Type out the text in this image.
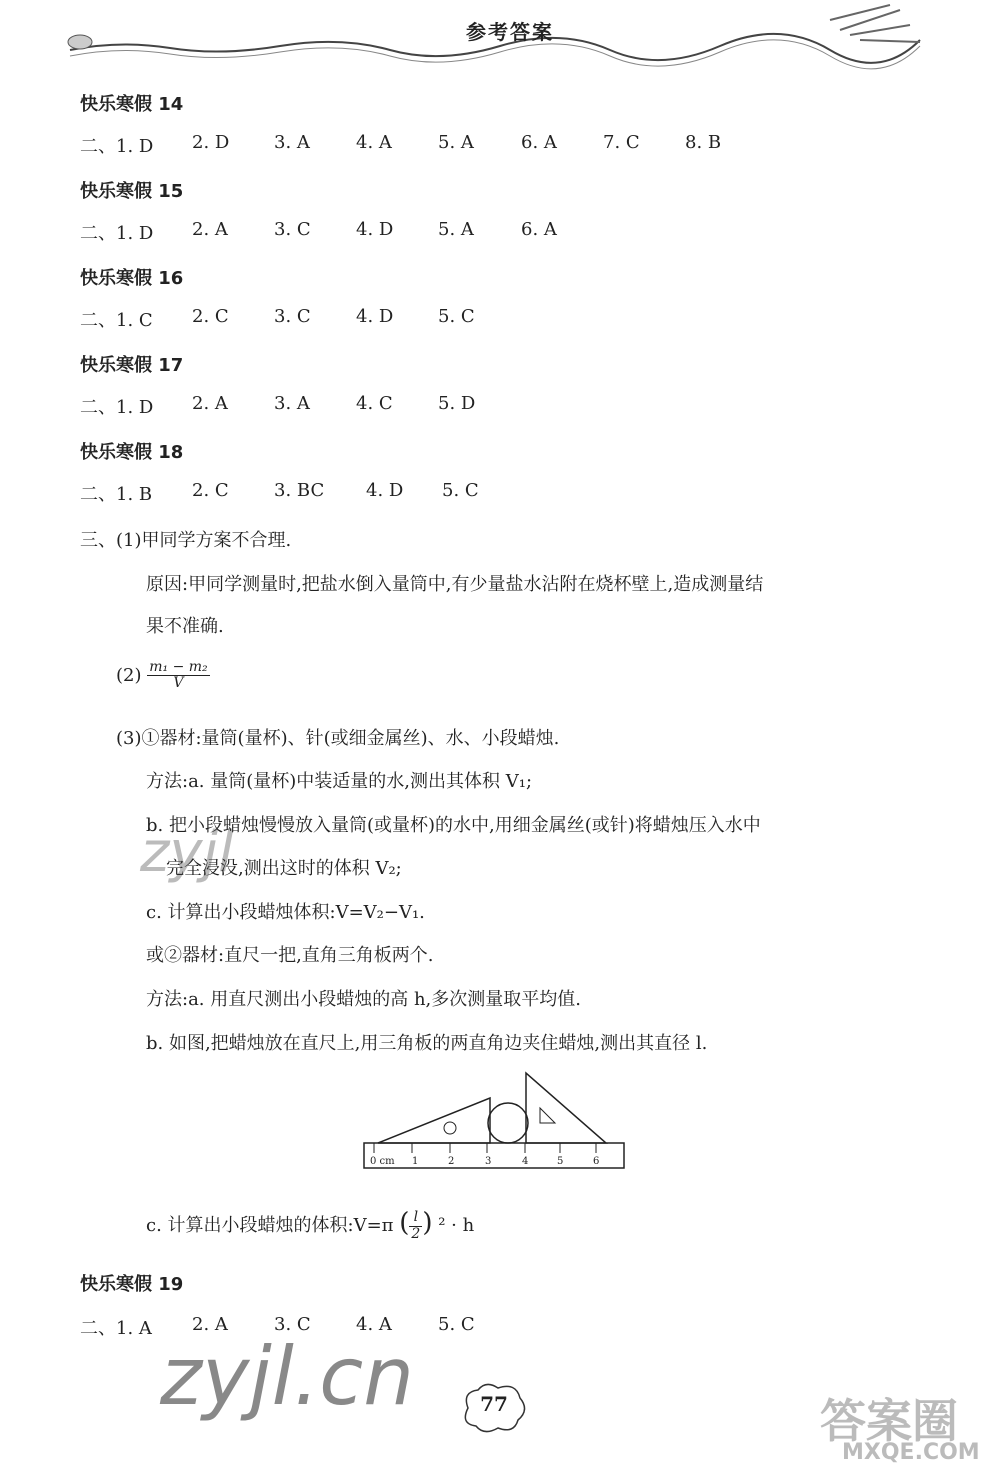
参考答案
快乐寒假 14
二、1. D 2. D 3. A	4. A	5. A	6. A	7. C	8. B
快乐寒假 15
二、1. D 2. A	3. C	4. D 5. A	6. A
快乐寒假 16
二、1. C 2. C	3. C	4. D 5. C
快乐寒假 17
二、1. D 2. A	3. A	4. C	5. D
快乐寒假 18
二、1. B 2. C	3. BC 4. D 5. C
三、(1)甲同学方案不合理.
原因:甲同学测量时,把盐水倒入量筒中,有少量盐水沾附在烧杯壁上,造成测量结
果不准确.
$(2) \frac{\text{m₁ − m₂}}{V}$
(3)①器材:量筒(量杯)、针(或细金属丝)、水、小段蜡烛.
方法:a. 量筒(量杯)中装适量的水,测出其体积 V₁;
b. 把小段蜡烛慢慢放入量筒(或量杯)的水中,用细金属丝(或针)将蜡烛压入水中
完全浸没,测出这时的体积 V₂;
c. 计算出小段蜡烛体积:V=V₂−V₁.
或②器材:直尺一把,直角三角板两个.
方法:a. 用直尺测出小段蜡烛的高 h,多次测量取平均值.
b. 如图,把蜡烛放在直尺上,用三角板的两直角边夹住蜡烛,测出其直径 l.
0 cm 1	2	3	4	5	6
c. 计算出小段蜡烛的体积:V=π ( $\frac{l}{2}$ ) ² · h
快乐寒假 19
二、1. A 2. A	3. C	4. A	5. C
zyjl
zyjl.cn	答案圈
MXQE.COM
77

___

- **TASK OBJECTIVE**
Take the listing above and restate it word for word, without its pictures.

- **TASK ANSWER**
Type out the text in this image.
参考答案
快乐寒假 14
二、1. D 2. D 3. A	4. A	5. A	6. A	7. C	8. B
快乐寒假 15
二、1. D 2. A	3. C	4. D 5. A	6. A
快乐寒假 16
二、1. C 2. C	3. C	4. D 5. C
快乐寒假 17
二、1. D 2. A	3. A	4. C	5. D
快乐寒假 18
二、1. B 2. C	3. BC 4. D 5. C
三、(1)甲同学方案不合理.
原因:甲同学测量时,把盐水倒入量筒中,有少量盐水沾附在烧杯壁上,造成测量结
果不准确.
$(2) \frac{\text{m₁ − m₂}}{V}$
(3)①器材:量筒(量杯)、针(或细金属丝)、水、小段蜡烛.
方法:a. 量筒(量杯)中装适量的水,测出其体积 V₁;
b. 把小段蜡烛慢慢放入量筒(或量杯)的水中,用细金属丝(或针)将蜡烛压入水中
完全浸没,测出这时的体积 V₂;
c. 计算出小段蜡烛体积:V=V₂−V₁.
或②器材:直尺一把,直角三角板两个.
方法:a. 用直尺测出小段蜡烛的高 h,多次测量取平均值.
b. 如图,把蜡烛放在直尺上,用三角板的两直角边夹住蜡烛,测出其直径 l.
0 cm 1	2	3	4	5	6
c. 计算出小段蜡烛的体积:V=π ( $\frac{l}{2}$ ) ² · h
快乐寒假 19
二、1. A 2. A	3. C	4. A	5. C
zyjl
zyjl.cn	答案圈
MXQE.COM
77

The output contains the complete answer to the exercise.